_WHAT NEEDS TO BE DONE_
Locate the lines of the listing below that hold "this", then copy each of them.

---------------

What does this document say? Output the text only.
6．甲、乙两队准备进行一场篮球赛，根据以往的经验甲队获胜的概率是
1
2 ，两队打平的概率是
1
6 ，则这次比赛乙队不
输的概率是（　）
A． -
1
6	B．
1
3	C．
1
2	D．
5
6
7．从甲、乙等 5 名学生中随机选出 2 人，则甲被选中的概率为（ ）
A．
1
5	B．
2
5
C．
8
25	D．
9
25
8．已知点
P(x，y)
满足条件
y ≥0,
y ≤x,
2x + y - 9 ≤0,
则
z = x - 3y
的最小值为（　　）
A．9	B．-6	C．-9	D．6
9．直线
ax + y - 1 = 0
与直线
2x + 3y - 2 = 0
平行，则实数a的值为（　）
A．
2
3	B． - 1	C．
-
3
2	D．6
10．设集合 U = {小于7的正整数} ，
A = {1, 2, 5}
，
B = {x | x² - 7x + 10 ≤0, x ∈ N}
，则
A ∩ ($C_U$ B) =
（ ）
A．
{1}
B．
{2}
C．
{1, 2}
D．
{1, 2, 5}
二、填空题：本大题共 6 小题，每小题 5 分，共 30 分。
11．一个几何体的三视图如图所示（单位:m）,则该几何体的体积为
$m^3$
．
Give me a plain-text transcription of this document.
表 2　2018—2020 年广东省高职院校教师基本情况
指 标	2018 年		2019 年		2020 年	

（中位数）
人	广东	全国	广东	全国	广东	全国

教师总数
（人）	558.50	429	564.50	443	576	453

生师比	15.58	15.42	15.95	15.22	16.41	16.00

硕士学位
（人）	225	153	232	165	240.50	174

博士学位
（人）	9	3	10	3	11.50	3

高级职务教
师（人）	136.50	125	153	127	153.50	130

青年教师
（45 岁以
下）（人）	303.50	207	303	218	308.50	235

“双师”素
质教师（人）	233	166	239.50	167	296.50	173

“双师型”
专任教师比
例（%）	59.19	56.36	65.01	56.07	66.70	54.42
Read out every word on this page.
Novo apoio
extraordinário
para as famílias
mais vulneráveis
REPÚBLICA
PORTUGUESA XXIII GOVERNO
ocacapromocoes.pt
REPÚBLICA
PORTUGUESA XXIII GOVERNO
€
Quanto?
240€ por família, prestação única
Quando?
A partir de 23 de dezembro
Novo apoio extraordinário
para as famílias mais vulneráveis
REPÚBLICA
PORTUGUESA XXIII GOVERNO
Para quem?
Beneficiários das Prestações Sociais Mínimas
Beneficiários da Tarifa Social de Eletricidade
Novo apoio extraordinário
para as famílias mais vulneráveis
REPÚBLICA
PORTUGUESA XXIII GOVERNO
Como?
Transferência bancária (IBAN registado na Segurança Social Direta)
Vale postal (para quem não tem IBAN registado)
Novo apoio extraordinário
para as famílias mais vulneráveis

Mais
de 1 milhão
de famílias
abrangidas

---------------

_CORRECT RESULT_
What does this document say? Output the text only.
Give me a plain-text transcription of this document.
Read out every word on this page.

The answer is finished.